_DESCRIPTION OF THE TASK:_ Copy out the whole passage on Ricky Gervais's shows word for word.

[SOURCE PASSAGE Boundary: Start]

Something occurred to me as I was watching season 2 of Ricky Gervais’ Netflix dramedy series “After Life.” Gervais is at his best when he’s satirizing the mundanity of everyday life in a way that infuses a sense of empathy for more down to earth people.
It’s the thing that both “The Office” and “After Life” have in common. I’m still not sure those two belong in the same sentence, but they’re both clearly the best things I’ve seen Gervais do. And they may have more in common, at least initially, than you’d think.
To be fair, I say, the best things, “I’ve seen,” because admittedly I haven’t seen “Derek,” “Life’s Too Short,” or “Extras.” But if I’m comparing “The Office” and “After Life” with Gervais’ Netflix movie “Special Correspondents,” it seems clear that his style is over-the-top enough that he needs a more down to earth setting and premise to balance things out.
But good news for him, it’s those more down to earth settings and premises that I (and I’d wager almost everyone else) love about “The Office” and “After Life.”

[SOURCE PASSAGE Boundary: End]
[STORED DATA Boundary: Start]

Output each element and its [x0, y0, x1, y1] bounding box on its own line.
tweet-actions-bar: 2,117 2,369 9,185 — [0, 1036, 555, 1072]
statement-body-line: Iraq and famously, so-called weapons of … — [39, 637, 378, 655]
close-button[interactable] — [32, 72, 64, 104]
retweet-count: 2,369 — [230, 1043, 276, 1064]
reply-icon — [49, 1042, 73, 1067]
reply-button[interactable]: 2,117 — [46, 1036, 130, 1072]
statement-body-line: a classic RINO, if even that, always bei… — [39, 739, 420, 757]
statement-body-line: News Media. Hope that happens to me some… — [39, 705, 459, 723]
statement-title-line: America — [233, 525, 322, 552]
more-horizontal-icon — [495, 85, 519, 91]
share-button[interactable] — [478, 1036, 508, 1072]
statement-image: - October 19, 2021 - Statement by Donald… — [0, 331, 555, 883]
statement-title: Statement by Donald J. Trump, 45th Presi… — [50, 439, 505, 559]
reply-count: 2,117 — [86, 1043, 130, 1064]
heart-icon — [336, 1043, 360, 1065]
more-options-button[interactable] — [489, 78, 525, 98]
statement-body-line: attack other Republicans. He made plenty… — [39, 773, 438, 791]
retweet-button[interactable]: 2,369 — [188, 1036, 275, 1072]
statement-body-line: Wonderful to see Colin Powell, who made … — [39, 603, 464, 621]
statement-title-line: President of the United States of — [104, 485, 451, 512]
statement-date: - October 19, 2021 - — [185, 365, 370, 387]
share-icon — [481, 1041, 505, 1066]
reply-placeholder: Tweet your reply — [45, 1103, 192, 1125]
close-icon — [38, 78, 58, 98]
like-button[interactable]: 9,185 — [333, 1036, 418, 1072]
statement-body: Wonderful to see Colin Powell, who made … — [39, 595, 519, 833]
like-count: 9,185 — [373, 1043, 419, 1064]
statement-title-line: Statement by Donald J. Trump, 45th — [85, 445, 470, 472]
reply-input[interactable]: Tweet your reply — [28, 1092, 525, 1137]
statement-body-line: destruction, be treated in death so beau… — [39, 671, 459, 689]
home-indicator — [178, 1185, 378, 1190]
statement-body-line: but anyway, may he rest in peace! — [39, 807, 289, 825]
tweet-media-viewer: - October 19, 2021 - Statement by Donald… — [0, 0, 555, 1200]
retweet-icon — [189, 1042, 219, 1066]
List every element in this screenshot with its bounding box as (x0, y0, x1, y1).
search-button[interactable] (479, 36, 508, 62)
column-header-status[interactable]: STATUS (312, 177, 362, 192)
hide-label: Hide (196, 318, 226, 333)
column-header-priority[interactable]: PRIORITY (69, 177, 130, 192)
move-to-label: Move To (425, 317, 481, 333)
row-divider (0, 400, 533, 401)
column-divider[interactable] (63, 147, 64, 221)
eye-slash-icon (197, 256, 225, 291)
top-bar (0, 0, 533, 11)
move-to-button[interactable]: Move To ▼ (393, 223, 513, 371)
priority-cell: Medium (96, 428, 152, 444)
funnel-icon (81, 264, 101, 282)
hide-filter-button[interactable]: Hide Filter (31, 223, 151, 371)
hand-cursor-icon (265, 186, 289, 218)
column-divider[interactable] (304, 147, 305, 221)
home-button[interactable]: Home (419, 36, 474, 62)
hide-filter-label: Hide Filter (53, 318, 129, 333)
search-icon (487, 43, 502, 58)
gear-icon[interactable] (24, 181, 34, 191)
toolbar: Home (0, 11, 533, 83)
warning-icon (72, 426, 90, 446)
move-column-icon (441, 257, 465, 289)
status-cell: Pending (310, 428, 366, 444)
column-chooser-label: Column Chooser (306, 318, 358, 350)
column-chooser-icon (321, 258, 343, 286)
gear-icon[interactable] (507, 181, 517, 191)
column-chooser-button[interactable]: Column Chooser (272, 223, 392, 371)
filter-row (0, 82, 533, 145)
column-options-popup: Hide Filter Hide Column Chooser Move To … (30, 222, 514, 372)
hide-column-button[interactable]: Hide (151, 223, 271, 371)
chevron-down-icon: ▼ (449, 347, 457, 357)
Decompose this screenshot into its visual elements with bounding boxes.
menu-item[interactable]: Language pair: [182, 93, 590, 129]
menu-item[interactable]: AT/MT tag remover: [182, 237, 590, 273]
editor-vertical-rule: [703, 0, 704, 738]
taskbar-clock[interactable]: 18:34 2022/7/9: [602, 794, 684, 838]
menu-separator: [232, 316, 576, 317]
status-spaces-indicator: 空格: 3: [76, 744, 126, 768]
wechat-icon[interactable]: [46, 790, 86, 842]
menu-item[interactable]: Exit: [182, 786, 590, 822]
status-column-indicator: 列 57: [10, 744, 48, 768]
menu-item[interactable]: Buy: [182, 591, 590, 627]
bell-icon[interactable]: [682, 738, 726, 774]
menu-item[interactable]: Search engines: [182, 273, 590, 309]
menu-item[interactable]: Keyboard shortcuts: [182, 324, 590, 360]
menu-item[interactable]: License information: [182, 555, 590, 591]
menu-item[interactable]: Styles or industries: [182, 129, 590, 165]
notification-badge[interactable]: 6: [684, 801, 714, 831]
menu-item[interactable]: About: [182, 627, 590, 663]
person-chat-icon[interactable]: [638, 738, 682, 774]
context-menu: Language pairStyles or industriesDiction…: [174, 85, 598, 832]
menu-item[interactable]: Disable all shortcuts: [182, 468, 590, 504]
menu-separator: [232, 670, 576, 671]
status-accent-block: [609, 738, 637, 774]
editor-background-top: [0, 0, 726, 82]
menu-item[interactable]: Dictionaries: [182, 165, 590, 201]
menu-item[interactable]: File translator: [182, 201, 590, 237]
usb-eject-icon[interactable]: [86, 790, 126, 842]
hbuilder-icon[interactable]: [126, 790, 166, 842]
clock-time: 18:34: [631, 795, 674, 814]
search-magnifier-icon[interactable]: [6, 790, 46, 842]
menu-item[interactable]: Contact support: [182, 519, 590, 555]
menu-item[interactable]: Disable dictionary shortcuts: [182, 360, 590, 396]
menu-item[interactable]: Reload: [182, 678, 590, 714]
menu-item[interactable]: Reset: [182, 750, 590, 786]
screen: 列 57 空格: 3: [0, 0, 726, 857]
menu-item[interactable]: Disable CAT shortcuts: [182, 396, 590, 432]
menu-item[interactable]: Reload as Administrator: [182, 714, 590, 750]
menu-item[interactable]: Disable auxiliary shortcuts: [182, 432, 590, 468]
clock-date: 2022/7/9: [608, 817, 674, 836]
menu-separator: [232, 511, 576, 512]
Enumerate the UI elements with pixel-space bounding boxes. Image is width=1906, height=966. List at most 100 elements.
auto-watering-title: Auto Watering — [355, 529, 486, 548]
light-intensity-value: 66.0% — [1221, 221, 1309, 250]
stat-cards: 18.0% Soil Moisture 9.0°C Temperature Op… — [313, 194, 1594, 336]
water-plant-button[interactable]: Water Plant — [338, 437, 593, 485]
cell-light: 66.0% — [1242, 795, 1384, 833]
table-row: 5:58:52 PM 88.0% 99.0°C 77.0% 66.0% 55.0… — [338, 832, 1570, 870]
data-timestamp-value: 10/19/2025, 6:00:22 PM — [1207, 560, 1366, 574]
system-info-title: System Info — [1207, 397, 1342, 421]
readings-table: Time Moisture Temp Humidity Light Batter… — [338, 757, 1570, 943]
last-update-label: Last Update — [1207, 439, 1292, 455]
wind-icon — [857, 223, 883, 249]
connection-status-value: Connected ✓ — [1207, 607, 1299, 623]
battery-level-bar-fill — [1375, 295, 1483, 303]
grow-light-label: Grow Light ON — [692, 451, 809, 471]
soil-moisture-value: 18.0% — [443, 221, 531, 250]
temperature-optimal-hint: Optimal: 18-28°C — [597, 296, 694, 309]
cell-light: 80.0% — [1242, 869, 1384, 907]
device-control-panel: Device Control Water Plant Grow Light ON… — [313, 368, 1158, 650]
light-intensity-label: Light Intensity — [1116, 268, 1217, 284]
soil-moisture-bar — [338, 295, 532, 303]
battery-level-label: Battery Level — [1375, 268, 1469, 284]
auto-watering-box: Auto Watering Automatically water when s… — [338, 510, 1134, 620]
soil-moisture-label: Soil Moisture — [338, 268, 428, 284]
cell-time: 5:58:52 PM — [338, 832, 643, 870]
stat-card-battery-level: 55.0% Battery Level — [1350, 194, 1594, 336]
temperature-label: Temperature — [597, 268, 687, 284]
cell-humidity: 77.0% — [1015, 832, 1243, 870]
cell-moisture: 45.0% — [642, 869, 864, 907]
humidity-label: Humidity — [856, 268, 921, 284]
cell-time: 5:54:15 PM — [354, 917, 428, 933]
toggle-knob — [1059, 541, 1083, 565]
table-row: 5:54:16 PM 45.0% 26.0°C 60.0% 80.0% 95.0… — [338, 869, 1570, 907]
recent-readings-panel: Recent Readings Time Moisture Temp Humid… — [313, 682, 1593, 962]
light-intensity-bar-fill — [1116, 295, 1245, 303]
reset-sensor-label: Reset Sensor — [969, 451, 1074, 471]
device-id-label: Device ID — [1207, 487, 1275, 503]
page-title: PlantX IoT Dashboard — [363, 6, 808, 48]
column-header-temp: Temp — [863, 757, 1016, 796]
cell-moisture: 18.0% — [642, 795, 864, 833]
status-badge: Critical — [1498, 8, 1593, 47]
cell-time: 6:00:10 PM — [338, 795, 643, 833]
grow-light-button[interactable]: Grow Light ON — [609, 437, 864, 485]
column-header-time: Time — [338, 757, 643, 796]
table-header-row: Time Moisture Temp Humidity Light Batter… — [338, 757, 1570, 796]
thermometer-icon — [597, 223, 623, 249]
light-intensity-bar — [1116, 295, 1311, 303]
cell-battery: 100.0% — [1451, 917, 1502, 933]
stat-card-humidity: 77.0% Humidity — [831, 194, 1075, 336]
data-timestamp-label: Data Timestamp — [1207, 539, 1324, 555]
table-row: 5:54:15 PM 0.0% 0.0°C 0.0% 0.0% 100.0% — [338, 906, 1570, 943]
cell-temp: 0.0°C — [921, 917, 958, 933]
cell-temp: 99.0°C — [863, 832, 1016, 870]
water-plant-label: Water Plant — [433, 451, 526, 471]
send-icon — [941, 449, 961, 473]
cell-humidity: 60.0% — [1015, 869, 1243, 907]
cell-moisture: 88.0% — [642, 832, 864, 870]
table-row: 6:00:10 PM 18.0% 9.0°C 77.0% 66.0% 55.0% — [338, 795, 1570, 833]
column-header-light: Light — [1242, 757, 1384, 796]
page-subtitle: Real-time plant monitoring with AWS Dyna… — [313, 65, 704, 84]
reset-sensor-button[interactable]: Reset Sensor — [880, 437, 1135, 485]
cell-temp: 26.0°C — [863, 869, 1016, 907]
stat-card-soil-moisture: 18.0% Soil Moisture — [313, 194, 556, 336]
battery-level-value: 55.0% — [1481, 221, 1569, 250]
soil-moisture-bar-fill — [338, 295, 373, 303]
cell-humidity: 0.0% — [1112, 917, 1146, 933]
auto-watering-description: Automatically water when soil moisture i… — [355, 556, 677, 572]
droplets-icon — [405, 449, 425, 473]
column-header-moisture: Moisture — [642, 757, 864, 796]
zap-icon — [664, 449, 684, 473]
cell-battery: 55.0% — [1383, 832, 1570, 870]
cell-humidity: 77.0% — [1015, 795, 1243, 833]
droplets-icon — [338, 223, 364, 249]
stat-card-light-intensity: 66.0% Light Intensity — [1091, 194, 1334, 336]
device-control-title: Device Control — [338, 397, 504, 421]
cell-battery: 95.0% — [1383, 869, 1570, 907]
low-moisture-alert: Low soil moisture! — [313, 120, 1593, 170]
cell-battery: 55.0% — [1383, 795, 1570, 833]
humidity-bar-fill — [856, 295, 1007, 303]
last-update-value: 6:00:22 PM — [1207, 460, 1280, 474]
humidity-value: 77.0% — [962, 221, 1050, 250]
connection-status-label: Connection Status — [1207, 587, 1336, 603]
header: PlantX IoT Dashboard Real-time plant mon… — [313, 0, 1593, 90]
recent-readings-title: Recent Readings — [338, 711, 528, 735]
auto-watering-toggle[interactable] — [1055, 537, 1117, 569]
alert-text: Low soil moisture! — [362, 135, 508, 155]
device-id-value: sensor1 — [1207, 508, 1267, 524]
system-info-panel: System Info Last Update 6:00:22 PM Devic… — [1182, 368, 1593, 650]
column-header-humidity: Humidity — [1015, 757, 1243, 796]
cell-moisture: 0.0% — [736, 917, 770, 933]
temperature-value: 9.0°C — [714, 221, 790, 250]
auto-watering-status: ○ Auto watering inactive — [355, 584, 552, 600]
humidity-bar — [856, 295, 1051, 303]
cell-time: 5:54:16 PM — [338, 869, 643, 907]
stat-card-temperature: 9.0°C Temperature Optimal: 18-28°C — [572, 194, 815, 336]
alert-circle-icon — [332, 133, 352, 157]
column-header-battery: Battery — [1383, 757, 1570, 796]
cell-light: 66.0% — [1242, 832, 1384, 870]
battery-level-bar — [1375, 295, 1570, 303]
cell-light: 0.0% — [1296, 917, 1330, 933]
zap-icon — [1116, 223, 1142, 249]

[STORED DATA Boundary: End]

_SOLUTION TO THE PROBLEM:_
Something occurred to me as I was watching season 2 of Ricky Gervais’ Netflix dramedy series “After Life.” Gervais is at his best when he’s satirizing the mundanity of everyday life in a way that infuses a sense of empathy for more down to earth people.
It’s the thing that both “The Office” and “After Life” have in common. I’m still not sure those two belong in the same sentence, but they’re both clearly the best things I’ve seen Gervais do. And they may have more in common, at least initially, than you’d think.
To be fair, I say, the best things, “I’ve seen,” because admittedly I haven’t seen “Derek,” “Life’s Too Short,” or “Extras.” But if I’m comparing “The Office” and “After Life” with Gervais’ Netflix movie “Special Correspondents,” it seems clear that his style is over-the-top enough that he needs a more down to earth setting and premise to balance things out.
But good news for him, it’s those more down to earth settings and premises that I (and I’d wager almost everyone else) love about “The Office” and “After Life.”